— Begin SOURCE DATA —
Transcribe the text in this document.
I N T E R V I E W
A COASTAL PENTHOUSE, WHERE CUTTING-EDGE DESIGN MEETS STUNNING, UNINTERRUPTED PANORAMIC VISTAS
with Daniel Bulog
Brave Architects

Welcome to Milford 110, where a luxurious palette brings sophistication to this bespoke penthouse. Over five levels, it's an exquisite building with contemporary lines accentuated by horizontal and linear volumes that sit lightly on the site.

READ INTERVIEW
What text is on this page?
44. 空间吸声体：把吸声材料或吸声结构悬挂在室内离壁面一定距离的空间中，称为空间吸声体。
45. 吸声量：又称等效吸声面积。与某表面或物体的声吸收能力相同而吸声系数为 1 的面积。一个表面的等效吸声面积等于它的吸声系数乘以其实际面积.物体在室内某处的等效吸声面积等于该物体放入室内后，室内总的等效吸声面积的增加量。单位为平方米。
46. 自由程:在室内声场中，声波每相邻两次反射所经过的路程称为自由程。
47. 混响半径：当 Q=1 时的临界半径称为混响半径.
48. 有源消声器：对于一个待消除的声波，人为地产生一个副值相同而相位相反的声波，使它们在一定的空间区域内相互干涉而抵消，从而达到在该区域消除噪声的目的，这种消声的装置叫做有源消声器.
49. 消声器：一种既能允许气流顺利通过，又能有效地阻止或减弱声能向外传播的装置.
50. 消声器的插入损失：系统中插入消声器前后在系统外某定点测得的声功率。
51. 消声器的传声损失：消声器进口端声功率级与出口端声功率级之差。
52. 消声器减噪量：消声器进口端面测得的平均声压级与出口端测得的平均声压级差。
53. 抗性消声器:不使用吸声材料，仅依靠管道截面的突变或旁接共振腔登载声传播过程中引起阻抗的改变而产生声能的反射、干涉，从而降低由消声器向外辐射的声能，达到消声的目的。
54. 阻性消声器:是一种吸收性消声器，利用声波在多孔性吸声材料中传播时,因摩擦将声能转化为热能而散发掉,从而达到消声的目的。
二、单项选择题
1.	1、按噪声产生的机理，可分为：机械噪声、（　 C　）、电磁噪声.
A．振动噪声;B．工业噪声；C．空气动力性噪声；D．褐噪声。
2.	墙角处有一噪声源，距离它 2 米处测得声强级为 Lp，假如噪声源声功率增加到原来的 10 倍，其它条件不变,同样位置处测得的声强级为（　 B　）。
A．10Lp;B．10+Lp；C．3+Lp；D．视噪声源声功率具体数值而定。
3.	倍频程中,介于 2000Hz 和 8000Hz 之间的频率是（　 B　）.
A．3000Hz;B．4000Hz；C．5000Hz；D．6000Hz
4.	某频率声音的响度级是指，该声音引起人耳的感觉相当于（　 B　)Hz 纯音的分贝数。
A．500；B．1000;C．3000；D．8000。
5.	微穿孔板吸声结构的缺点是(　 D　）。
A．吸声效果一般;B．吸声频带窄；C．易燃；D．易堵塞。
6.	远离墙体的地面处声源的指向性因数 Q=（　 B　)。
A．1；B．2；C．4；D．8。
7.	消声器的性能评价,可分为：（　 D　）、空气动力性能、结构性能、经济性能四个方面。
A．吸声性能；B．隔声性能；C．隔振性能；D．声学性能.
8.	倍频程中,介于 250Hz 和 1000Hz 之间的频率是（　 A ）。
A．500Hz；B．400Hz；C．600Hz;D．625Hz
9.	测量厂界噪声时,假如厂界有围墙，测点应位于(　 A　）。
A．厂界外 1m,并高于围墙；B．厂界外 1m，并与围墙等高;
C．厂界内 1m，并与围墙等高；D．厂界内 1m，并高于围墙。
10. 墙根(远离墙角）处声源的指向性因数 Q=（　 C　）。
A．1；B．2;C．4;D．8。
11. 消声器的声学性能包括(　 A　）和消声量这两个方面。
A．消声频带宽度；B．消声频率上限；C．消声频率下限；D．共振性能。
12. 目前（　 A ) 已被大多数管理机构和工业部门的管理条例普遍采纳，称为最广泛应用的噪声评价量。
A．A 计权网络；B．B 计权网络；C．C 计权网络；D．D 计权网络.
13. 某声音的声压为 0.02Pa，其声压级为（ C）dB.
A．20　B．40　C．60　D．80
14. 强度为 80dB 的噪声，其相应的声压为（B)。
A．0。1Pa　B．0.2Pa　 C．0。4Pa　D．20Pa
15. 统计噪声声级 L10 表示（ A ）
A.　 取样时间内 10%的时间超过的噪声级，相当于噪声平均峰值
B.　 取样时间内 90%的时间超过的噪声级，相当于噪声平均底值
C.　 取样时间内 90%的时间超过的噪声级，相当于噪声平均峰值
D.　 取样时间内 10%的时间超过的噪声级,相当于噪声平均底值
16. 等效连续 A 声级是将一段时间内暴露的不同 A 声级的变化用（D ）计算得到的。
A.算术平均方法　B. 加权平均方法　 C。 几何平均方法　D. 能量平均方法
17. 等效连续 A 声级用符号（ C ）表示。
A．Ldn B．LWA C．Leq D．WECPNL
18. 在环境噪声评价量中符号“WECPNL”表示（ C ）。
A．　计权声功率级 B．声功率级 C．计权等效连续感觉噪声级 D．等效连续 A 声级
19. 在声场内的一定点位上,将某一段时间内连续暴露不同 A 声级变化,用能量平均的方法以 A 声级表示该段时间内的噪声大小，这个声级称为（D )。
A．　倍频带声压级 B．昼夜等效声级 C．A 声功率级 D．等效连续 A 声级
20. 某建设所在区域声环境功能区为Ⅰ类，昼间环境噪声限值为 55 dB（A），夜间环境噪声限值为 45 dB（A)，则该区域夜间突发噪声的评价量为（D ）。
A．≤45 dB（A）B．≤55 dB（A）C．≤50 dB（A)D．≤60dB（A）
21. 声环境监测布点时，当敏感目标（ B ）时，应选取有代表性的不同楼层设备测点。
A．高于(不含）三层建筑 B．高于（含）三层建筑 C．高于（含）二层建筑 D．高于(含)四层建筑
— End SOURCE DATA —
## [GOAL]
Reproduce every line of the listing above in which the string "text" appears.

## [ANSWER TO THIS PROBLEM]
Transcribe the text in this document.
What text is on this page?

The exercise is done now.